▶ DATA SHOWN:
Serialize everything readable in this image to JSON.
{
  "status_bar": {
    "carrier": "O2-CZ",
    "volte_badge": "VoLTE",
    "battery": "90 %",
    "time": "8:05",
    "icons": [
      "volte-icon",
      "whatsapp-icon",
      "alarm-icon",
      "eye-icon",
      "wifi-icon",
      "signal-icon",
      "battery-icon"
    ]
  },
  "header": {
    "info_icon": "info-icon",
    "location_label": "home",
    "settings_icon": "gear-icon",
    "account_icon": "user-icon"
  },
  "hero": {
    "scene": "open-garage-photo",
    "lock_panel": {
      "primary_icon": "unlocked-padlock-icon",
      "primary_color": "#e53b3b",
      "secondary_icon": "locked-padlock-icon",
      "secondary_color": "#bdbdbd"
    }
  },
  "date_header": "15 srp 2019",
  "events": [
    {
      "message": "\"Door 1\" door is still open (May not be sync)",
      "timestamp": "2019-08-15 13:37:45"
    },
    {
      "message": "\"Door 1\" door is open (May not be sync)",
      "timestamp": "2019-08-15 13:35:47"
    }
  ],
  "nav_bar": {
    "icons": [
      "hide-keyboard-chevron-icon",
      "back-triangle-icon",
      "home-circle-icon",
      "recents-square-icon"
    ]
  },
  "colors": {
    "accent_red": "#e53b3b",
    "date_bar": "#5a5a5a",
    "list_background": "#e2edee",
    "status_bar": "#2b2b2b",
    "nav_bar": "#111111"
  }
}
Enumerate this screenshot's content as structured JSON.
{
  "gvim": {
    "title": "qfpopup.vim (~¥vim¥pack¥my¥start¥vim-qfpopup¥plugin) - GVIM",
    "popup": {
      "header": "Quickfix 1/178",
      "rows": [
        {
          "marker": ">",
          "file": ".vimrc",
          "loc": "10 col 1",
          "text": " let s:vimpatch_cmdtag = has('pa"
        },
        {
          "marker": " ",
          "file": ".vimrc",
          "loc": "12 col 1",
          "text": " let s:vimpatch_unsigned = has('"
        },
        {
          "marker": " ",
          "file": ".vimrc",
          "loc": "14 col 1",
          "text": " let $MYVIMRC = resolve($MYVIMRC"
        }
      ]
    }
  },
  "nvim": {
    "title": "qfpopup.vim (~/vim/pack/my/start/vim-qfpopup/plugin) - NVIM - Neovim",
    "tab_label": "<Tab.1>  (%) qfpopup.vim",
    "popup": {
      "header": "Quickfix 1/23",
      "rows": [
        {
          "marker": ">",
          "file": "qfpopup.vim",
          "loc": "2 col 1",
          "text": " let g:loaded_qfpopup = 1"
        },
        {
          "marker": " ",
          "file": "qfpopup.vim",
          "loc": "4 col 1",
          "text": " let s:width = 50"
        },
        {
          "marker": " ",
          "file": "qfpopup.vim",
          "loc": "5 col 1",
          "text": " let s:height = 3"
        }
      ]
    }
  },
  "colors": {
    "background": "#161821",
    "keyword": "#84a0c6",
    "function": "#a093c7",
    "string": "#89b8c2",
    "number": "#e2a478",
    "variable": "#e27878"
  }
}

▶ REQUEST: Each line of the listing should be echoed back exactly.

▶ RESULT:
Serialize everything readable in this image to JSON.
{
  "status_bar": {
    "carrier": "O2-CZ",
    "volte_badge": "VoLTE",
    "battery": "90 %",
    "time": "8:05",
    "icons": [
      "volte-icon",
      "whatsapp-icon",
      "alarm-icon",
      "eye-icon",
      "wifi-icon",
      "signal-icon",
      "battery-icon"
    ]
  },
  "header": {
    "info_icon": "info-icon",
    "location_label": "home",
    "settings_icon": "gear-icon",
    "account_icon": "user-icon"
  },
  "hero": {
    "scene": "open-garage-photo",
    "lock_panel": {
      "primary_icon": "unlocked-padlock-icon",
      "primary_color": "#e53b3b",
      "secondary_icon": "locked-padlock-icon",
      "secondary_color": "#bdbdbd"
    }
  },
  "date_header": "15 srp 2019",
  "events": [
    {
      "message": "\"Door 1\" door is still open (May not be sync)",
      "timestamp": "2019-08-15 13:37:45"
    },
    {
      "message": "\"Door 1\" door is open (May not be sync)",
      "timestamp": "2019-08-15 13:35:47"
    }
  ],
  "nav_bar": {
    "icons": [
      "hide-keyboard-chevron-icon",
      "back-triangle-icon",
      "home-circle-icon",
      "recents-square-icon"
    ]
  },
  "colors": {
    "accent_red": "#e53b3b",
    "date_bar": "#5a5a5a",
    "list_background": "#e2edee",
    "status_bar": "#2b2b2b",
    "nav_bar": "#111111"
  }
}
Enumerate this screenshot's content as structured JSON.
{
  "gvim": {
    "title": "qfpopup.vim (~¥vim¥pack¥my¥start¥vim-qfpopup¥plugin) - GVIM",
    "popup": {
      "header": "Quickfix 1/178",
      "rows": [
        {
          "marker": ">",
          "file": ".vimrc",
          "loc": "10 col 1",
          "text": " let s:vimpatch_cmdtag = has('pa"
        },
        {
          "marker": " ",
          "file": ".vimrc",
          "loc": "12 col 1",
          "text": " let s:vimpatch_unsigned = has('"
        },
        {
          "marker": " ",
          "file": ".vimrc",
          "loc": "14 col 1",
          "text": " let $MYVIMRC = resolve($MYVIMRC"
        }
      ]
    }
  },
  "nvim": {
    "title": "qfpopup.vim (~/vim/pack/my/start/vim-qfpopup/plugin) - NVIM - Neovim",
    "tab_label": "<Tab.1>  (%) qfpopup.vim",
    "popup": {
      "header": "Quickfix 1/23",
      "rows": [
        {
          "marker": ">",
          "file": "qfpopup.vim",
          "loc": "2 col 1",
          "text": " let g:loaded_qfpopup = 1"
        },
        {
          "marker": " ",
          "file": "qfpopup.vim",
          "loc": "4 col 1",
          "text": " let s:width = 50"
        },
        {
          "marker": " ",
          "file": "qfpopup.vim",
          "loc": "5 col 1",
          "text": " let s:height = 3"
        }
      ]
    }
  },
  "colors": {
    "background": "#161821",
    "keyword": "#84a0c6",
    "function": "#a093c7",
    "string": "#89b8c2",
    "number": "#e2a478",
    "variable": "#e27878"
  }
}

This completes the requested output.